begin

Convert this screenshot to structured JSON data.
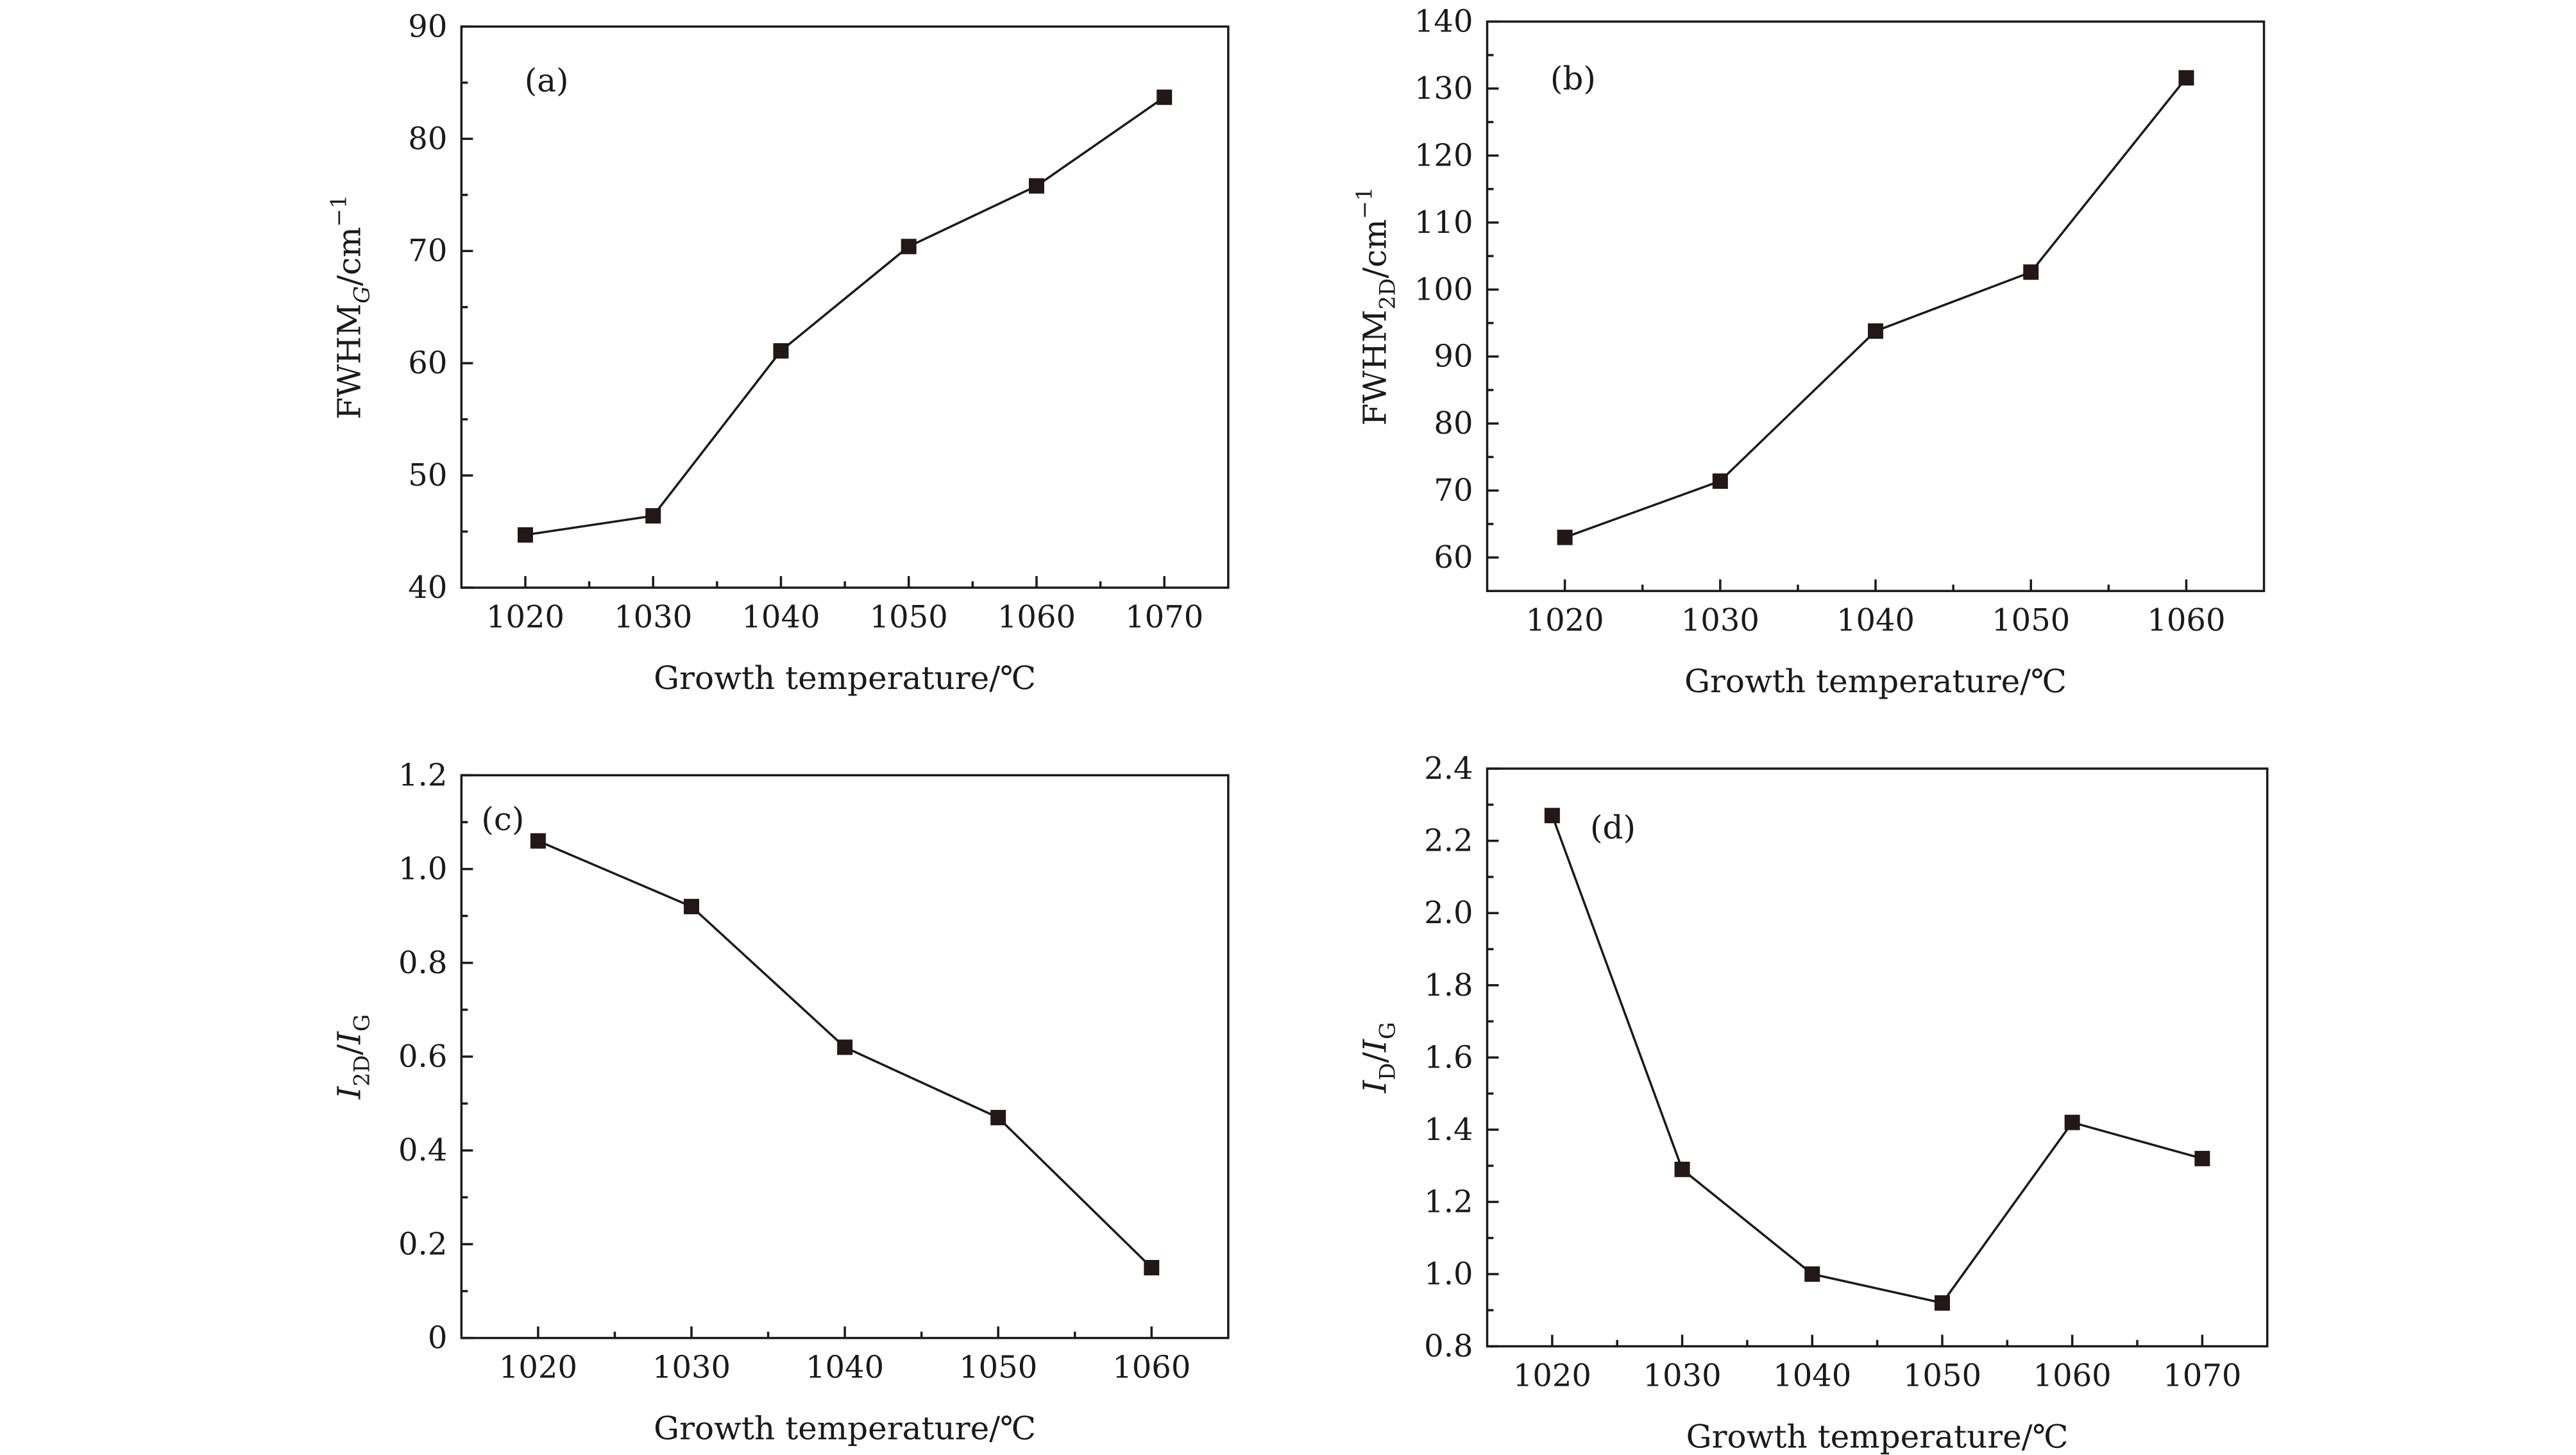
{
  "chart_data": [
    {
      "type": "line",
      "panel_label": "(a)",
      "x": [
        1020,
        1030,
        1040,
        1050,
        1060,
        1070
      ],
      "series": [
        {
          "values": [
            44.7,
            46.4,
            61.1,
            70.4,
            75.8,
            83.7
          ]
        }
      ],
      "xlabel": "Growth temperature/℃",
      "ylabel_parts": [
        {
          "t": "FWHM"
        },
        {
          "t": "G",
          "sub": true,
          "italic": true
        },
        {
          "t": "/cm"
        },
        {
          "t": "−1",
          "sup": true
        }
      ],
      "xlim": [
        1015,
        1075
      ],
      "ylim": [
        40,
        90
      ],
      "xticks": [
        1020,
        1030,
        1040,
        1050,
        1060,
        1070
      ],
      "yticks": [
        40,
        50,
        60,
        70,
        80,
        90
      ],
      "xticklabels": [
        "1020",
        "1030",
        "1040",
        "1050",
        "1060",
        "1070"
      ],
      "yticklabels": [
        "40",
        "50",
        "60",
        "70",
        "80",
        "90"
      ],
      "grid": false
    },
    {
      "type": "line",
      "panel_label": "(b)",
      "x": [
        1020,
        1030,
        1040,
        1050,
        1060
      ],
      "series": [
        {
          "values": [
            63,
            71.4,
            93.8,
            102.6,
            131.6
          ]
        }
      ],
      "xlabel": "Growth temperature/℃",
      "ylabel_parts": [
        {
          "t": "FWHM"
        },
        {
          "t": "2D",
          "sub": true
        },
        {
          "t": "/cm"
        },
        {
          "t": "−1",
          "sup": true
        }
      ],
      "xlim": [
        1015,
        1065
      ],
      "ylim": [
        55,
        140
      ],
      "xticks": [
        1020,
        1030,
        1040,
        1050,
        1060
      ],
      "yticks": [
        60,
        70,
        80,
        90,
        100,
        110,
        120,
        130,
        140
      ],
      "xticklabels": [
        "1020",
        "1030",
        "1040",
        "1050",
        "1060"
      ],
      "yticklabels": [
        "60",
        "70",
        "80",
        "90",
        "100",
        "110",
        "120",
        "130",
        "140"
      ],
      "grid": false
    },
    {
      "type": "line",
      "panel_label": "(c)",
      "x": [
        1020,
        1030,
        1040,
        1050,
        1060
      ],
      "series": [
        {
          "values": [
            1.06,
            0.92,
            0.62,
            0.47,
            0.15
          ]
        }
      ],
      "xlabel": "Growth temperature/℃",
      "ylabel_parts": [
        {
          "t": "I",
          "italic": true
        },
        {
          "t": "2D",
          "sub": true
        },
        {
          "t": "/"
        },
        {
          "t": "I",
          "italic": true
        },
        {
          "t": "G",
          "sub": true
        }
      ],
      "xlim": [
        1015,
        1065
      ],
      "ylim": [
        0,
        1.2
      ],
      "xticks": [
        1020,
        1030,
        1040,
        1050,
        1060
      ],
      "yticks": [
        0,
        0.2,
        0.4,
        0.6,
        0.8,
        1.0,
        1.2
      ],
      "xticklabels": [
        "1020",
        "1030",
        "1040",
        "1050",
        "1060"
      ],
      "yticklabels": [
        "0",
        "0.2",
        "0.4",
        "0.6",
        "0.8",
        "1.0",
        "1.2"
      ],
      "grid": false
    },
    {
      "type": "line",
      "panel_label": "(d)",
      "x": [
        1020,
        1030,
        1040,
        1050,
        1060,
        1070
      ],
      "series": [
        {
          "values": [
            2.27,
            1.29,
            1.0,
            0.92,
            1.42,
            1.32
          ]
        }
      ],
      "xlabel": "Growth temperature/℃",
      "ylabel_parts": [
        {
          "t": "I",
          "italic": true
        },
        {
          "t": "D",
          "sub": true
        },
        {
          "t": "/"
        },
        {
          "t": "I",
          "italic": true
        },
        {
          "t": "G",
          "sub": true
        }
      ],
      "xlim": [
        1015,
        1075
      ],
      "ylim": [
        0.8,
        2.4
      ],
      "xticks": [
        1020,
        1030,
        1040,
        1050,
        1060,
        1070
      ],
      "yticks": [
        0.8,
        1.0,
        1.2,
        1.4,
        1.6,
        1.8,
        2.0,
        2.2,
        2.4
      ],
      "xticklabels": [
        "1020",
        "1030",
        "1040",
        "1050",
        "1060",
        "1070"
      ],
      "yticklabels": [
        "0.8",
        "1.0",
        "1.2",
        "1.4",
        "1.6",
        "1.8",
        "2.0",
        "2.2",
        "2.4"
      ],
      "grid": false
    }
  ]
}
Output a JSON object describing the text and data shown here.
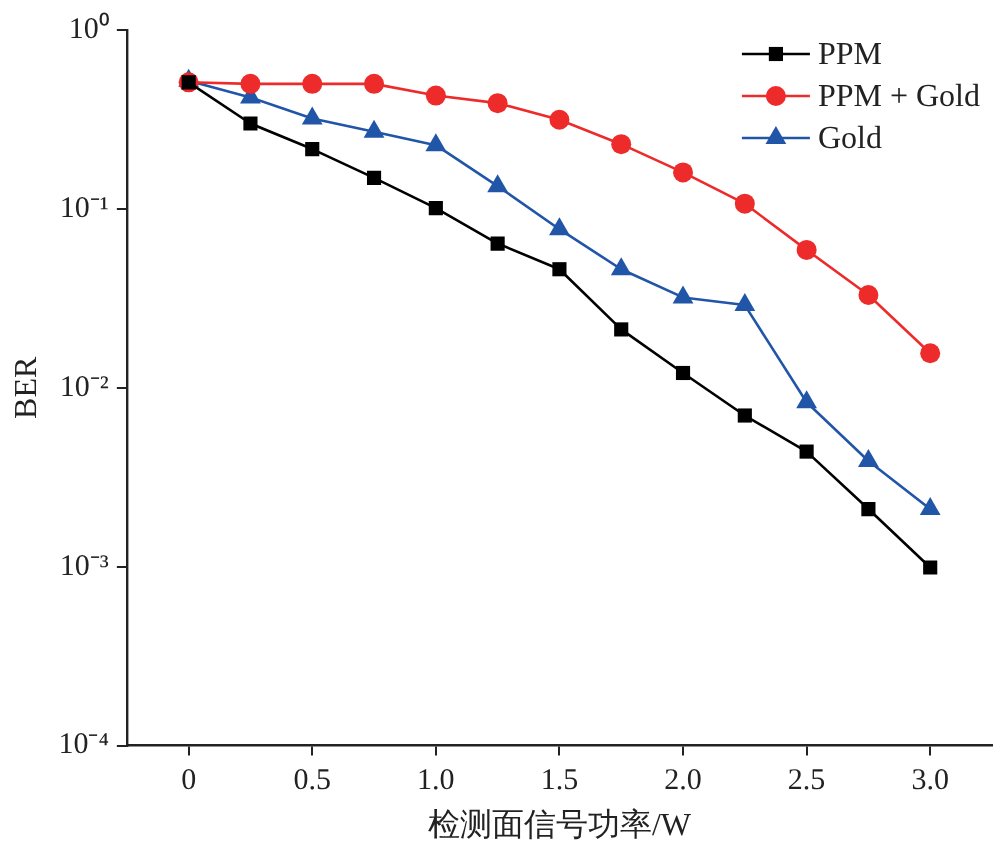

end

Transcribe every record above exactly, leaving out the pictures.

Convert this screenshot to structured JSON data.
{
  "chart_data": [
    {
      "type": "line",
      "panel_label": "(a)",
      "x": [
        1020,
        1030,
        1040,
        1050,
        1060,
        1070
      ],
      "series": [
        {
          "values": [
            44.7,
            46.4,
            61.1,
            70.4,
            75.8,
            83.7
          ]
        }
      ],
      "xlabel": "Growth temperature/℃",
      "ylabel_parts": [
        {
          "t": "FWHM"
        },
        {
          "t": "G",
          "sub": true,
          "italic": true
        },
        {
          "t": "/cm"
        },
        {
          "t": "−1",
          "sup": true
        }
      ],
      "xlim": [
        1015,
        1075
      ],
      "ylim": [
        40,
        90
      ],
      "xticks": [
        1020,
        1030,
        1040,
        1050,
        1060,
        1070
      ],
      "yticks": [
        40,
        50,
        60,
        70,
        80,
        90
      ],
      "xticklabels": [
        "1020",
        "1030",
        "1040",
        "1050",
        "1060",
        "1070"
      ],
      "yticklabels": [
        "40",
        "50",
        "60",
        "70",
        "80",
        "90"
      ],
      "grid": false
    },
    {
      "type": "line",
      "panel_label": "(b)",
      "x": [
        1020,
        1030,
        1040,
        1050,
        1060
      ],
      "series": [
        {
          "values": [
            63,
            71.4,
            93.8,
            102.6,
            131.6
          ]
        }
      ],
      "xlabel": "Growth temperature/℃",
      "ylabel_parts": [
        {
          "t": "FWHM"
        },
        {
          "t": "2D",
          "sub": true
        },
        {
          "t": "/cm"
        },
        {
          "t": "−1",
          "sup": true
        }
      ],
      "xlim": [
        1015,
        1065
      ],
      "ylim": [
        55,
        140
      ],
      "xticks": [
        1020,
        1030,
        1040,
        1050,
        1060
      ],
      "yticks": [
        60,
        70,
        80,
        90,
        100,
        110,
        120,
        130,
        140
      ],
      "xticklabels": [
        "1020",
        "1030",
        "1040",
        "1050",
        "1060"
      ],
      "yticklabels": [
        "60",
        "70",
        "80",
        "90",
        "100",
        "110",
        "120",
        "130",
        "140"
      ],
      "grid": false
    },
    {
      "type": "line",
      "panel_label": "(c)",
      "x": [
        1020,
        1030,
        1040,
        1050,
        1060
      ],
      "series": [
        {
          "values": [
            1.06,
            0.92,
            0.62,
            0.47,
            0.15
          ]
        }
      ],
      "xlabel": "Growth temperature/℃",
      "ylabel_parts": [
        {
          "t": "I",
          "italic": true
        },
        {
          "t": "2D",
          "sub": true
        },
        {
          "t": "/"
        },
        {
          "t": "I",
          "italic": true
        },
        {
          "t": "G",
          "sub": true
        }
      ],
      "xlim": [
        1015,
        1065
      ],
      "ylim": [
        0,
        1.2
      ],
      "xticks": [
        1020,
        1030,
        1040,
        1050,
        1060
      ],
      "yticks": [
        0,
        0.2,
        0.4,
        0.6,
        0.8,
        1.0,
        1.2
      ],
      "xticklabels": [
        "1020",
        "1030",
        "1040",
        "1050",
        "1060"
      ],
      "yticklabels": [
        "0",
        "0.2",
        "0.4",
        "0.6",
        "0.8",
        "1.0",
        "1.2"
      ],
      "grid": false
    },
    {
      "type": "line",
      "panel_label": "(d)",
      "x": [
        1020,
        1030,
        1040,
        1050,
        1060,
        1070
      ],
      "series": [
        {
          "values": [
            2.27,
            1.29,
            1.0,
            0.92,
            1.42,
            1.32
          ]
        }
      ],
      "xlabel": "Growth temperature/℃",
      "ylabel_parts": [
        {
          "t": "I",
          "italic": true
        },
        {
          "t": "D",
          "sub": true
        },
        {
          "t": "/"
        },
        {
          "t": "I",
          "italic": true
        },
        {
          "t": "G",
          "sub": true
        }
      ],
      "xlim": [
        1015,
        1075
      ],
      "ylim": [
        0.8,
        2.4
      ],
      "xticks": [
        1020,
        1030,
        1040,
        1050,
        1060,
        1070
      ],
      "yticks": [
        0.8,
        1.0,
        1.2,
        1.4,
        1.6,
        1.8,
        2.0,
        2.2,
        2.4
      ],
      "xticklabels": [
        "1020",
        "1030",
        "1040",
        "1050",
        "1060",
        "1070"
      ],
      "yticklabels": [
        "0.8",
        "1.0",
        "1.2",
        "1.4",
        "1.6",
        "1.8",
        "2.0",
        "2.2",
        "2.4"
      ],
      "grid": false
    }
  ]
}
Output a JSON object describing the text and data shown here.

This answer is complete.